### WORK TO BE COMPLETED
Reproduce the material in full, unchanged.

----------------------------------------

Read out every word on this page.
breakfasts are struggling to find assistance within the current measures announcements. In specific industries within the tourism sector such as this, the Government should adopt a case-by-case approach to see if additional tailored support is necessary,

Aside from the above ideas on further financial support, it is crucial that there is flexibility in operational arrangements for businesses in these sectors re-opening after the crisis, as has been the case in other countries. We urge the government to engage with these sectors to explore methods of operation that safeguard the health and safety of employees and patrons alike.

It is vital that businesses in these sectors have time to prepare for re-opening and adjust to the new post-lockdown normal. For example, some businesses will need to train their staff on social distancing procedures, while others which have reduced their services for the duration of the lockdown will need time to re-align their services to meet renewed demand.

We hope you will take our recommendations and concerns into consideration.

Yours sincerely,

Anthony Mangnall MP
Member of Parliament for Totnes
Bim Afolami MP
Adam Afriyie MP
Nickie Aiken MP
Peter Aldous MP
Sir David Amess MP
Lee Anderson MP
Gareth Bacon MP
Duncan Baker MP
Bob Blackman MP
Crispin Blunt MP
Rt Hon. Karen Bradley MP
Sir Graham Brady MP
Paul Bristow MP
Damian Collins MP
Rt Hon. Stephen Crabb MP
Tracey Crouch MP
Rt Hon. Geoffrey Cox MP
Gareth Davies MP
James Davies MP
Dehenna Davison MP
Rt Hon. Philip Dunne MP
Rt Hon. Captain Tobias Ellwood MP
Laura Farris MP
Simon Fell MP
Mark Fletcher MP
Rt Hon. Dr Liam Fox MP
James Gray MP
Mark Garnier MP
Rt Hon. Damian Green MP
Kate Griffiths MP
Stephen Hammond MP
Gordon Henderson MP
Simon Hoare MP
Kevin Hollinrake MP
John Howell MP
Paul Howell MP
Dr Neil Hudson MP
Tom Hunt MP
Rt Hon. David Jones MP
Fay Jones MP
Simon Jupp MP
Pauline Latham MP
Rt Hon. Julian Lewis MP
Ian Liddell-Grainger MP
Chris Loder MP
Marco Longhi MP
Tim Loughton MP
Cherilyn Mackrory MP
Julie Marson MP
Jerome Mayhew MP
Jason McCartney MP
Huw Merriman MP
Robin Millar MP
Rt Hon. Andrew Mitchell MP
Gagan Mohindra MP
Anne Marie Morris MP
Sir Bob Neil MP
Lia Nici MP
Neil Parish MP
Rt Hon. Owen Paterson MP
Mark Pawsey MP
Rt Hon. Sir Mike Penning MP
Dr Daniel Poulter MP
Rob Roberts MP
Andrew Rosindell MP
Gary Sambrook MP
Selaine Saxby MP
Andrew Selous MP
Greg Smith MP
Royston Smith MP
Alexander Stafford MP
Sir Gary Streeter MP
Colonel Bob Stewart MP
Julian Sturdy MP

----------------------------------------

### EXERCISE ANSWER
Read out every word on this page.
breakfasts are struggling to find assistance within the current measures announcements. In specific industries within the tourism sector such as this, the Government should adopt a case-by-case approach to see if additional tailored support is necessary,

Aside from the above ideas on further financial support, it is crucial that there is flexibility in operational arrangements for businesses in these sectors re-opening after the crisis, as has been the case in other countries. We urge the government to engage with these sectors to explore methods of operation that safeguard the health and safety of employees and patrons alike.

It is vital that businesses in these sectors have time to prepare for re-opening and adjust to the new post-lockdown normal. For example, some businesses will need to train their staff on social distancing procedures, while others which have reduced their services for the duration of the lockdown will need time to re-align their services to meet renewed demand.

We hope you will take our recommendations and concerns into consideration.

Yours sincerely,

Anthony Mangnall MP
Member of Parliament for Totnes
Bim Afolami MP
Adam Afriyie MP
Nickie Aiken MP
Peter Aldous MP
Sir David Amess MP
Lee Anderson MP
Gareth Bacon MP
Duncan Baker MP
Bob Blackman MP
Crispin Blunt MP
Rt Hon. Karen Bradley MP
Sir Graham Brady MP
Paul Bristow MP
Damian Collins MP
Rt Hon. Stephen Crabb MP
Tracey Crouch MP
Rt Hon. Geoffrey Cox MP
Gareth Davies MP
James Davies MP
Dehenna Davison MP
Rt Hon. Philip Dunne MP
Rt Hon. Captain Tobias Ellwood MP
Laura Farris MP
Simon Fell MP
Mark Fletcher MP
Rt Hon. Dr Liam Fox MP
James Gray MP
Mark Garnier MP
Rt Hon. Damian Green MP
Kate Griffiths MP
Stephen Hammond MP
Gordon Henderson MP
Simon Hoare MP
Kevin Hollinrake MP
John Howell MP
Paul Howell MP
Dr Neil Hudson MP
Tom Hunt MP
Rt Hon. David Jones MP
Fay Jones MP
Simon Jupp MP
Pauline Latham MP
Rt Hon. Julian Lewis MP
Ian Liddell-Grainger MP
Chris Loder MP
Marco Longhi MP
Tim Loughton MP
Cherilyn Mackrory MP
Julie Marson MP
Jerome Mayhew MP
Jason McCartney MP
Huw Merriman MP
Robin Millar MP
Rt Hon. Andrew Mitchell MP
Gagan Mohindra MP
Anne Marie Morris MP
Sir Bob Neil MP
Lia Nici MP
Neil Parish MP
Rt Hon. Owen Paterson MP
Mark Pawsey MP
Rt Hon. Sir Mike Penning MP
Dr Daniel Poulter MP
Rob Roberts MP
Andrew Rosindell MP
Gary Sambrook MP
Selaine Saxby MP
Andrew Selous MP
Greg Smith MP
Royston Smith MP
Alexander Stafford MP
Sir Gary Streeter MP
Colonel Bob Stewart MP
Julian Sturdy MP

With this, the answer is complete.